** BEGIN **

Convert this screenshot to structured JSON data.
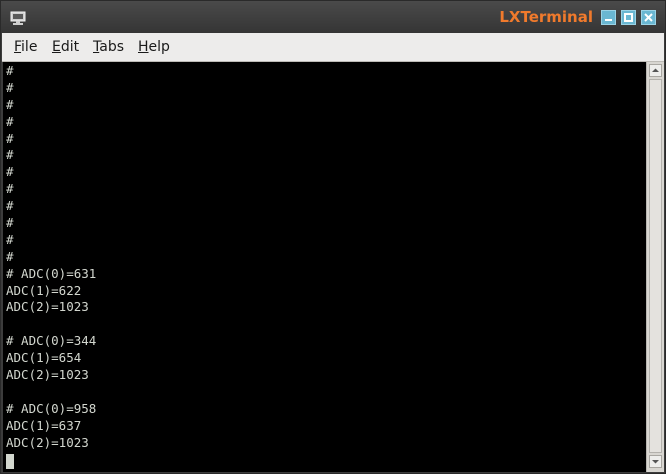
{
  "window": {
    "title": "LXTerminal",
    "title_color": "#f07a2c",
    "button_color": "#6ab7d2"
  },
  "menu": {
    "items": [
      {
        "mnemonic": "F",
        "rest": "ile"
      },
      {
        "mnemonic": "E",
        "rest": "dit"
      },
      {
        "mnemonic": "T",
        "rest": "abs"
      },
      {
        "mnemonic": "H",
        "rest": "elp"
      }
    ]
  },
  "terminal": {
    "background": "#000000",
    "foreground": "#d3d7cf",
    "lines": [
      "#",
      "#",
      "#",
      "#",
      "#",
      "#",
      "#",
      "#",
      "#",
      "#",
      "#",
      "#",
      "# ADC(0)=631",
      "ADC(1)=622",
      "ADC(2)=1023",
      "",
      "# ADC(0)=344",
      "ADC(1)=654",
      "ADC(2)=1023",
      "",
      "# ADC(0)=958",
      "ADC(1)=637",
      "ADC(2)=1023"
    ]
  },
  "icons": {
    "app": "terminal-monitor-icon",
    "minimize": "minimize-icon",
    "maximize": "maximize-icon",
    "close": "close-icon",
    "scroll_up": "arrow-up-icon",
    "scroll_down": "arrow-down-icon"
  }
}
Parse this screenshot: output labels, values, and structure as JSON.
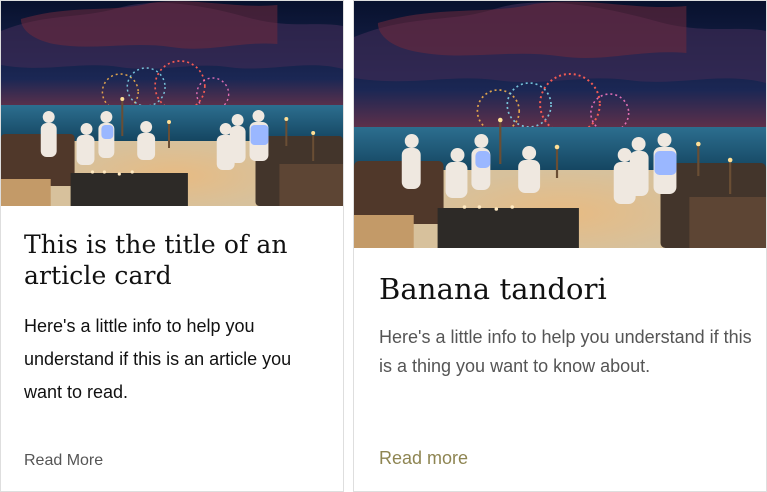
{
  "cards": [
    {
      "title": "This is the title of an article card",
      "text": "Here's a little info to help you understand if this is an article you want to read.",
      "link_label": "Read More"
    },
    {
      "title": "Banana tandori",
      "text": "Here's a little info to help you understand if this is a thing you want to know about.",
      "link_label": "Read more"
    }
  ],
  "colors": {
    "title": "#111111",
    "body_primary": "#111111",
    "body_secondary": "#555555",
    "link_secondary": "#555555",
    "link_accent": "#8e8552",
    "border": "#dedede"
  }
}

** END **
** BEGIN **

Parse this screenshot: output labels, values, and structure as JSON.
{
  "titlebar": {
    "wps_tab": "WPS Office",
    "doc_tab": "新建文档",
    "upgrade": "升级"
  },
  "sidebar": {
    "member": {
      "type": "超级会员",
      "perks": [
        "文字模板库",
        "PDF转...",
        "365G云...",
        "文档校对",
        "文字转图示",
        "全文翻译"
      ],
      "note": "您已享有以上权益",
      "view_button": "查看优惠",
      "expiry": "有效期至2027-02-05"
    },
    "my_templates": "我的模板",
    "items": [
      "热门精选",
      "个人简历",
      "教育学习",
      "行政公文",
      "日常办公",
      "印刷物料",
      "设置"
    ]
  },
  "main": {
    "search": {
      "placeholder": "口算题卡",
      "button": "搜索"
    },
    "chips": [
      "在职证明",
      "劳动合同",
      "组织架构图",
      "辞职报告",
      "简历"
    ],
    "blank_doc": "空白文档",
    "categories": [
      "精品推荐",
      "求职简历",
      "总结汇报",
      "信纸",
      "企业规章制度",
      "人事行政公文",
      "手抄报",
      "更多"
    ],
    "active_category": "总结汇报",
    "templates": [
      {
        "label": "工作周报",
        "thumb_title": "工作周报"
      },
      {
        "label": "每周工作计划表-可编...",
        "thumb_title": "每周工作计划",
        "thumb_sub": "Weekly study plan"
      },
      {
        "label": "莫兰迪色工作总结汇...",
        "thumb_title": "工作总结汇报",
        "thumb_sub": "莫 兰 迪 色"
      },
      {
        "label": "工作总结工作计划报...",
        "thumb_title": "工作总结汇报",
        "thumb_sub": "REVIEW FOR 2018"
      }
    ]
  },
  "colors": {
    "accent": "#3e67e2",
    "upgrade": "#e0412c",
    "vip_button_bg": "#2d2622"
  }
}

** END **
** BEGIN **

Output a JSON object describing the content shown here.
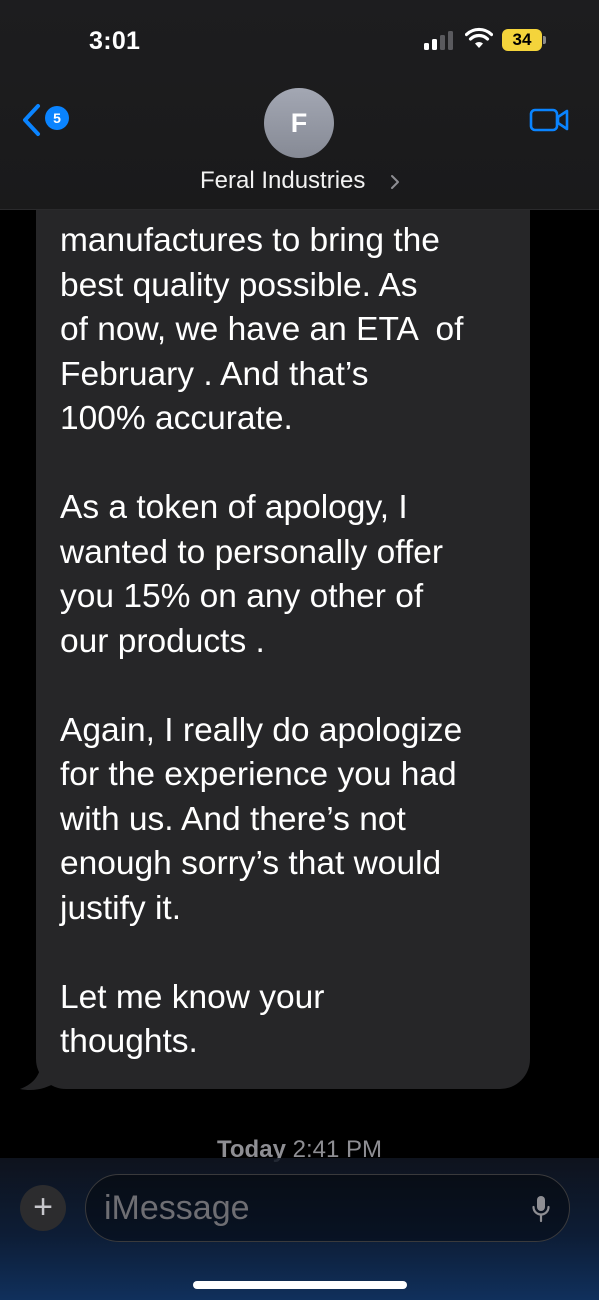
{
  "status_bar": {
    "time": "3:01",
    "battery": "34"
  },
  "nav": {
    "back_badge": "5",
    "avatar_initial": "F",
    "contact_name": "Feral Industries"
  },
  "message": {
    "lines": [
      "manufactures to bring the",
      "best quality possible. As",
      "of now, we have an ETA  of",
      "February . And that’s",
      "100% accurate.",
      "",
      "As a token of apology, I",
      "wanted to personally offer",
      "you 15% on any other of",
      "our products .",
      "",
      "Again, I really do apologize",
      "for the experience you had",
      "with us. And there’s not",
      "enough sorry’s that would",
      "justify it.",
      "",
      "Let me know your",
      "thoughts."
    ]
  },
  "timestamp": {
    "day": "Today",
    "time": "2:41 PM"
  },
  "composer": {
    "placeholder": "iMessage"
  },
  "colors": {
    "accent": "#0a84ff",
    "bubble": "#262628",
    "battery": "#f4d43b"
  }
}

** END **

Give the number of lines in the listing above that contain "text", and nothing else.

2